### What the task asks
Once you have read the entries, copy all of them exactly.

[[ Recorded information, beginning ]]

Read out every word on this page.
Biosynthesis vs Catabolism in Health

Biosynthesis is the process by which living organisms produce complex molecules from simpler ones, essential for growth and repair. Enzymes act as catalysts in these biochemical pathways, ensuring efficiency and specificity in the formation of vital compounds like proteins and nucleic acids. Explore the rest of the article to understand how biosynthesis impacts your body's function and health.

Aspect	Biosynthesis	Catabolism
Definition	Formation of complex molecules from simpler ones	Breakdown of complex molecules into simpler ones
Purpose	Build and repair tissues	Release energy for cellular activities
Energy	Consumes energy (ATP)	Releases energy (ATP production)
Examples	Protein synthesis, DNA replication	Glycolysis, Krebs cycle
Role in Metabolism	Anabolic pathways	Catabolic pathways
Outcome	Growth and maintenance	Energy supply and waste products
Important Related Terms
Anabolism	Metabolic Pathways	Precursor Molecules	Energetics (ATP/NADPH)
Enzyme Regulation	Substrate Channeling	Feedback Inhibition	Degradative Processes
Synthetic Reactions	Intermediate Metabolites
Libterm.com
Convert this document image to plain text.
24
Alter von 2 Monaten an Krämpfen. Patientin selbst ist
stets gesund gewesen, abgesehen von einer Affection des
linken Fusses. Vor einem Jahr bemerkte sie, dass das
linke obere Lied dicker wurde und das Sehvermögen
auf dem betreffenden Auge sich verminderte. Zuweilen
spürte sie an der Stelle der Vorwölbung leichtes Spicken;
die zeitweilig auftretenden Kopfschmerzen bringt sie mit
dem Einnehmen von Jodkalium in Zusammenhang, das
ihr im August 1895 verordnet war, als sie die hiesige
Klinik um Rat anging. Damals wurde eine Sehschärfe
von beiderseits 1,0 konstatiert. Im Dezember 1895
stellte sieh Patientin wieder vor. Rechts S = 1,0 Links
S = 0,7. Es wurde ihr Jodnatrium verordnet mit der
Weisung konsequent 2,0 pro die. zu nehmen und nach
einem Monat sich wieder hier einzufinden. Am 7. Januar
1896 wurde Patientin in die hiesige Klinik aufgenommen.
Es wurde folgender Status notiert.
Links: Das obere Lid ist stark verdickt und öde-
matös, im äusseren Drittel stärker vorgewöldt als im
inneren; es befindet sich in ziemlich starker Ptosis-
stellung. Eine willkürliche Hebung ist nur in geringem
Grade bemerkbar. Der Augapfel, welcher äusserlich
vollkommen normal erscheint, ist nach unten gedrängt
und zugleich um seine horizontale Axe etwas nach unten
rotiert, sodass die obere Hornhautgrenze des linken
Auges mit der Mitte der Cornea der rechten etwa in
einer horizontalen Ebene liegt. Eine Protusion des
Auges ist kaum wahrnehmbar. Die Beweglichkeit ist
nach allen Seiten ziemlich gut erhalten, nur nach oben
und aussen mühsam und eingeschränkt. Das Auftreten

[[ Recorded information, end ]]

### Answer to the exercise
Read out every word on this page.
Biosynthesis vs Catabolism in Health

Biosynthesis is the process by which living organisms produce complex molecules from simpler ones, essential for growth and repair. Enzymes act as catalysts in these biochemical pathways, ensuring efficiency and specificity in the formation of vital compounds like proteins and nucleic acids. Explore the rest of the article to understand how biosynthesis impacts your body's function and health.

Aspect	Biosynthesis	Catabolism
Definition	Formation of complex molecules from simpler ones	Breakdown of complex molecules into simpler ones
Purpose	Build and repair tissues	Release energy for cellular activities
Energy	Consumes energy (ATP)	Releases energy (ATP production)
Examples	Protein synthesis, DNA replication	Glycolysis, Krebs cycle
Role in Metabolism	Anabolic pathways	Catabolic pathways
Outcome	Growth and maintenance	Energy supply and waste products
Important Related Terms
Anabolism	Metabolic Pathways	Precursor Molecules	Energetics (ATP/NADPH)
Enzyme Regulation	Substrate Channeling	Feedback Inhibition	Degradative Processes
Synthetic Reactions	Intermediate Metabolites
Libterm.com
Convert this document image to plain text.
24
Alter von 2 Monaten an Krämpfen. Patientin selbst ist
stets gesund gewesen, abgesehen von einer Affection des
linken Fusses. Vor einem Jahr bemerkte sie, dass das
linke obere Lied dicker wurde und das Sehvermögen
auf dem betreffenden Auge sich verminderte. Zuweilen
spürte sie an der Stelle der Vorwölbung leichtes Spicken;
die zeitweilig auftretenden Kopfschmerzen bringt sie mit
dem Einnehmen von Jodkalium in Zusammenhang, das
ihr im August 1895 verordnet war, als sie die hiesige
Klinik um Rat anging. Damals wurde eine Sehschärfe
von beiderseits 1,0 konstatiert. Im Dezember 1895
stellte sieh Patientin wieder vor. Rechts S = 1,0 Links
S = 0,7. Es wurde ihr Jodnatrium verordnet mit der
Weisung konsequent 2,0 pro die. zu nehmen und nach
einem Monat sich wieder hier einzufinden. Am 7. Januar
1896 wurde Patientin in die hiesige Klinik aufgenommen.
Es wurde folgender Status notiert.
Links: Das obere Lid ist stark verdickt und öde-
matös, im äusseren Drittel stärker vorgewöldt als im
inneren; es befindet sich in ziemlich starker Ptosis-
stellung. Eine willkürliche Hebung ist nur in geringem
Grade bemerkbar. Der Augapfel, welcher äusserlich
vollkommen normal erscheint, ist nach unten gedrängt
und zugleich um seine horizontale Axe etwas nach unten
rotiert, sodass die obere Hornhautgrenze des linken
Auges mit der Mitte der Cornea der rechten etwa in
einer horizontalen Ebene liegt. Eine Protusion des
Auges ist kaum wahrnehmbar. Die Beweglichkeit ist
nach allen Seiten ziemlich gut erhalten, nur nach oben
und aussen mühsam und eingeschränkt. Das Auftreten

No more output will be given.